## Stated exercise
Leave the pictures out. Return all other data exactly.

Items from a figure collection
....................
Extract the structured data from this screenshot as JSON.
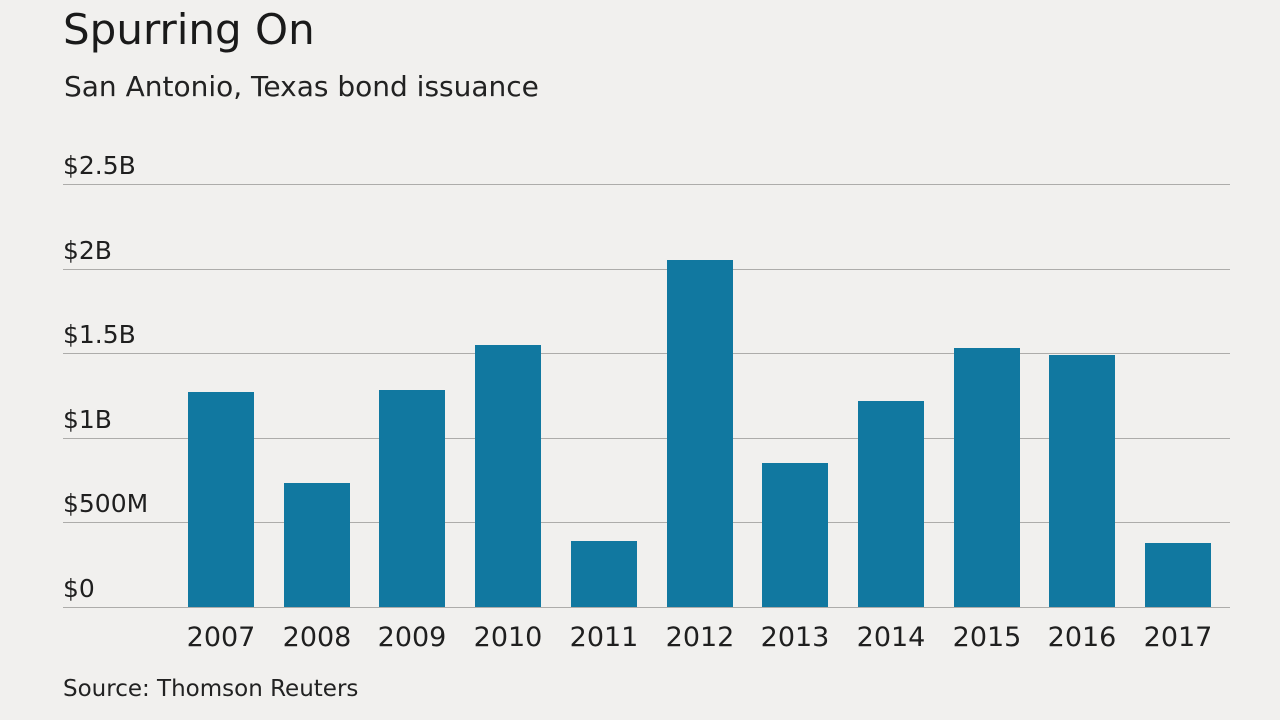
{
  "chart_data": {
    "type": "bar",
    "title": "Spurring On",
    "subtitle": "San Antonio, Texas bond issuance",
    "source": "Source: Thomson Reuters",
    "categories": [
      "2007",
      "2008",
      "2009",
      "2010",
      "2011",
      "2012",
      "2013",
      "2014",
      "2015",
      "2016",
      "2017"
    ],
    "values_billions": [
      1.27,
      0.73,
      1.28,
      1.55,
      0.39,
      2.05,
      0.85,
      1.22,
      1.53,
      1.49,
      0.38
    ],
    "y_ticks": [
      {
        "label": "$2.5B",
        "value": 2.5
      },
      {
        "label": "$2B",
        "value": 2.0
      },
      {
        "label": "$1.5B",
        "value": 1.5
      },
      {
        "label": "$1B",
        "value": 1.0
      },
      {
        "label": "$500M",
        "value": 0.5
      },
      {
        "label": "$0",
        "value": 0.0
      }
    ],
    "ylim": [
      0,
      2.5
    ],
    "xlabel": "",
    "ylabel": "",
    "bar_color": "#1178a0",
    "grid": true,
    "legend": "none"
  }
}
....................
## Right answer
Extract the structured data from this screenshot as JSON.
{
  "chart_data": {
    "type": "bar",
    "title": "Spurring On",
    "subtitle": "San Antonio, Texas bond issuance",
    "source": "Source: Thomson Reuters",
    "categories": [
      "2007",
      "2008",
      "2009",
      "2010",
      "2011",
      "2012",
      "2013",
      "2014",
      "2015",
      "2016",
      "2017"
    ],
    "values_billions": [
      1.27,
      0.73,
      1.28,
      1.55,
      0.39,
      2.05,
      0.85,
      1.22,
      1.53,
      1.49,
      0.38
    ],
    "y_ticks": [
      {
        "label": "$2.5B",
        "value": 2.5
      },
      {
        "label": "$2B",
        "value": 2.0
      },
      {
        "label": "$1.5B",
        "value": 1.5
      },
      {
        "label": "$1B",
        "value": 1.0
      },
      {
        "label": "$500M",
        "value": 0.5
      },
      {
        "label": "$0",
        "value": 0.0
      }
    ],
    "ylim": [
      0,
      2.5
    ],
    "xlabel": "",
    "ylabel": "",
    "bar_color": "#1178a0",
    "grid": true,
    "legend": "none"
  }
}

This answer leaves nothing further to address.